**PROBLEM DESCRIPTION:** Go over the listing below line by line and tally those containing "unit". Give only the tally.

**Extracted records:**
====
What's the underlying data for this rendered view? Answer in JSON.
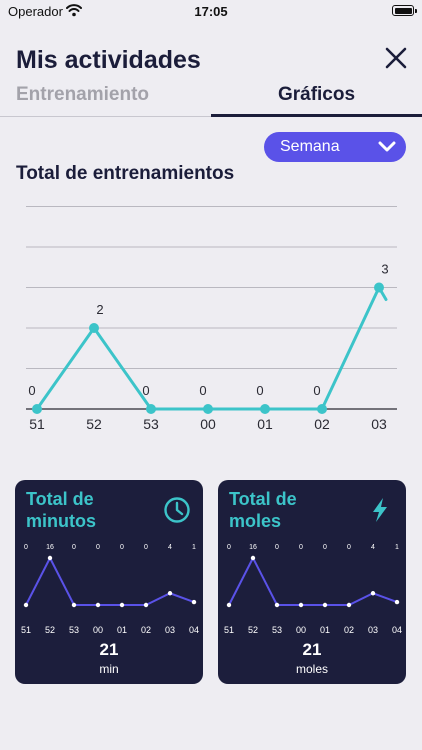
{
  "status_bar": {
    "carrier": "Operador",
    "time": "17:05"
  },
  "header": {
    "title": "Mis actividades"
  },
  "tabs": [
    {
      "label": "Entrenamiento",
      "active": false
    },
    {
      "label": "Gráficos",
      "active": true
    }
  ],
  "period_select": {
    "value": "Semana"
  },
  "main_section": {
    "title": "Total de entrenamientos"
  },
  "colors": {
    "accent_teal": "#3cc4c9",
    "accent_purple": "#5a52e8",
    "card_bg": "#1c1e3c",
    "text_dark": "#1b1d3a"
  },
  "chart_data": [
    {
      "type": "line",
      "title": "Total de entrenamientos",
      "categories": [
        "51",
        "52",
        "53",
        "00",
        "01",
        "02",
        "03"
      ],
      "series": [
        {
          "values": [
            0,
            2,
            0,
            0,
            0,
            0,
            3
          ]
        }
      ],
      "ylim": [
        0,
        5
      ],
      "grid": true
    },
    {
      "type": "line",
      "title": "Total de minutos",
      "categories": [
        "51",
        "52",
        "53",
        "00",
        "01",
        "02",
        "03",
        "04"
      ],
      "series": [
        {
          "values": [
            0,
            16,
            0,
            0,
            0,
            0,
            4,
            1
          ]
        }
      ],
      "total": "21",
      "unit": "min",
      "icon": "clock-icon"
    },
    {
      "type": "line",
      "title": "Total de moles",
      "categories": [
        "51",
        "52",
        "53",
        "00",
        "01",
        "02",
        "03",
        "04"
      ],
      "series": [
        {
          "values": [
            0,
            16,
            0,
            0,
            0,
            0,
            4,
            1
          ]
        }
      ],
      "total": "21",
      "unit": "moles",
      "icon": "lightning-icon"
    }
  ],
  "cards": [
    {
      "title_line1": "Total de",
      "title_line2": "minutos",
      "total": "21",
      "unit": "min"
    },
    {
      "title_line1": "Total de",
      "title_line2": "moles",
      "total": "21",
      "unit": "moles"
    }
  ]
}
====
**OUTPUT OF THE EXERCISE:** 4